[begin Provided records]

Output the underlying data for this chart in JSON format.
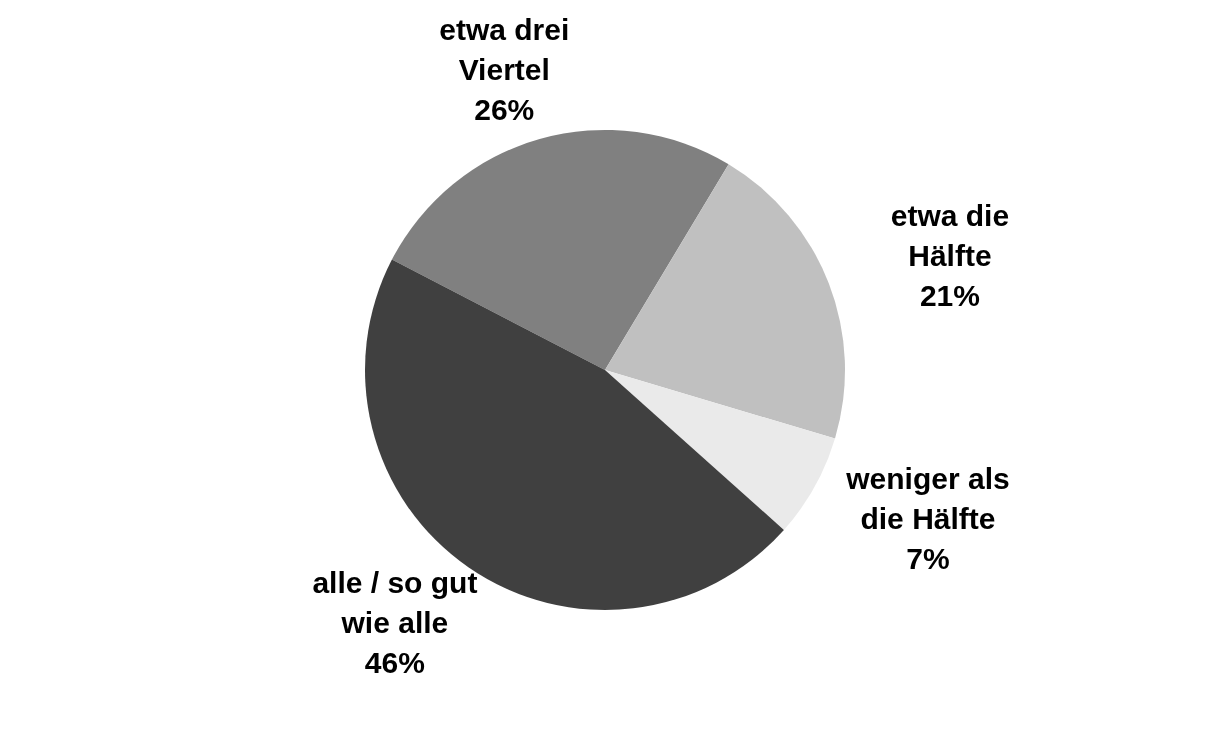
{
  "chart_data": {
    "type": "pie",
    "categories": [
      "etwa drei Viertel",
      "etwa die Hälfte",
      "weniger als die Hälfte",
      "alle / so gut wie alle"
    ],
    "values": [
      26,
      21,
      7,
      46
    ],
    "value_labels": [
      "26%",
      "21%",
      "7%",
      "46%"
    ],
    "data_labels": true,
    "colors": [
      "#808080",
      "#c0c0c0",
      "#eaeaea",
      "#404040"
    ]
  }
}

[end Provided records]

Exercise description:
Every entry must be written out exactly, with all pictures left out.

The result:
Output the underlying data for this chart in JSON format.
{
  "chart_data": {
    "type": "pie",
    "categories": [
      "etwa drei Viertel",
      "etwa die Hälfte",
      "weniger als die Hälfte",
      "alle / so gut wie alle"
    ],
    "values": [
      26,
      21,
      7,
      46
    ],
    "value_labels": [
      "26%",
      "21%",
      "7%",
      "46%"
    ],
    "data_labels": true,
    "colors": [
      "#808080",
      "#c0c0c0",
      "#eaeaea",
      "#404040"
    ]
  }
}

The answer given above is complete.